> **Exercise prompt**: In the passage on polyether alcohols below, condense the paragraph that begins "Polyether alcohol production means" into a short bulleted list that keeps its main facts.
[start of Quoted passage]
Compared to polyester polyols, which use ester linkages, polyether alcohols have higher hydrolysis resistance and greater flexibility at lower temperatures. For partners in construction and appliance manufacturing, this difference means the insulation will not break down quickly in humid or wet environments. Polyester polyols might beat polyethers in terms of abrasion resistance, but they struggle in applications that really punish a product with repeated exposure to moisture.
Some types of polyols, especially those based on sucrose or sorbitol, give a dense cell structure and support dimensional stability in insulation foams. Meanwhile, our polyether line aims for a balance: not too viscous for automated pouring, but not too thin to lose fine control over reactivity. Users often tell us their biggest concern is processing latitude. Our team tests each grade’s behavior with common catalysts and blowing agents to cut surprises on the customer’s production line.
Polyether alcohol production means tracking every parameter over multi-tonne batches. Lab results don’t always translate: a recipe flawless in a 2-liter flask can throw challenges at 10,000 liters. We’ve invested heavily in process controls, regular calibration for sensors, and extra rounds of sampling. Our plant operators learn to read not just the numbers on a screen but how the batch smells and pours—practical cues that spot unseen issues.
We support our partners by running trial lots for new blends, simulating their real-world environments. At times, the solution isn’t a brand-new polyol it’s a tweak to a starter, a small change in oxide ratio, or even tighter controls during vacuum stripping. We believe in walking through every step with our customers once foaming or coating starts, checking for issues like gelling, demolding time, and open-cell content.
Raw material volatility always hangs overhead. Anyone producing polyether alcohols regularly keeps an eye on the propylene oxide and ethylene oxide markets. We have found that flexible supply contracts and regular storage monitoring keep production smooth through spikes or delivery issues. Waste management also creates pressure. Efficiency in recovery and reuse of side streams, not just disposal, reduces environmental impact and keeps costs in line.
[end of Quoted passage]
[start of Extracted records]
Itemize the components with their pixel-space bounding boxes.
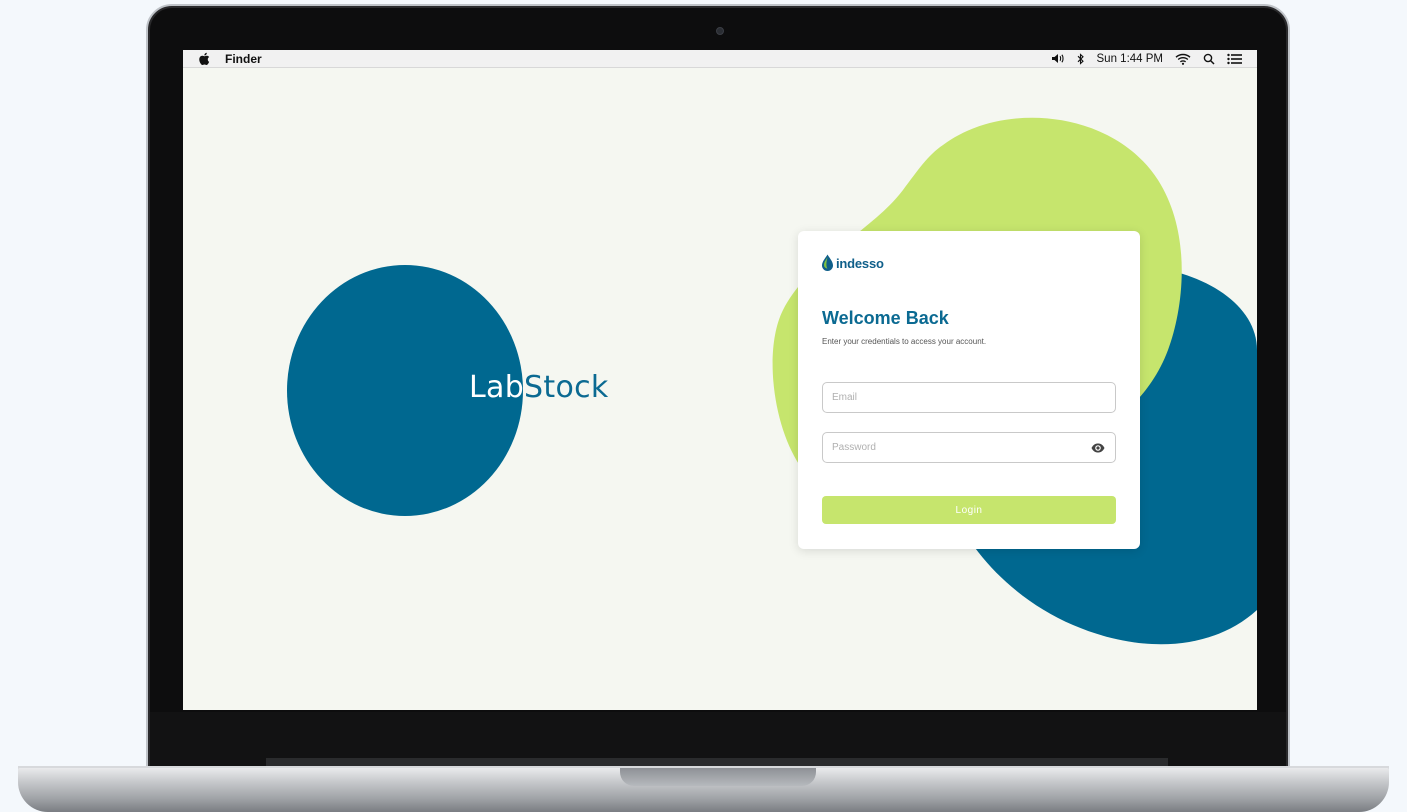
app-title-part2: Stock [524,370,609,405]
menu-list-icon[interactable] [1227,53,1243,65]
status-area: Sun 1:44 PM [1051,53,1243,65]
menu-bar: Finder Sun 1:44 PM [183,50,1257,68]
password-input[interactable] [832,442,1106,453]
bluetooth-icon[interactable] [1077,52,1085,65]
volume-icon[interactable] [1051,53,1065,64]
search-icon[interactable] [1203,53,1215,65]
droplet-icon [822,254,833,271]
login-title: Welcome Back [822,308,949,328]
app-title: LabStock [469,370,609,405]
login-button[interactable]: Login [822,496,1116,524]
clock-text[interactable]: Sun 1:44 PM [1097,53,1163,65]
email-input[interactable] [832,392,1106,403]
eye-icon[interactable] [1091,442,1105,454]
indesso-logo: indesso [821,254,884,272]
active-app-name[interactable]: Finder [225,52,262,66]
wifi-icon[interactable] [1175,53,1191,65]
laptop-notch [620,768,816,786]
password-field[interactable] [822,432,1116,463]
email-field[interactable] [822,382,1116,413]
login-subtitle: Enter your credentials to access your ac… [822,337,987,346]
app-title-part1: Lab [469,370,525,405]
screen: LabStock Finder Sun 1:44 PM indesso Welc… [183,50,1257,710]
camera-icon [716,27,724,35]
logo-text: indesso [836,255,884,271]
login-card: indesso Welcome Back Enter your credenti… [798,231,1140,549]
apple-icon[interactable] [197,52,211,66]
[end of Extracted records]
> **Response below**:
- Producing polyether alcohols requires tracking every parameter across multi-tonne batches.
- Lab results don't always scale: a recipe that works flawlessly in a 2-liter flask can cause problems at 10,000 liters.
- The producer has invested heavily in process controls, regular sensor calibration, and extra rounds of sampling.
- Plant operators learn to read both the numbers on screen and how a batch smells and pours, practical cues that reveal unseen issues.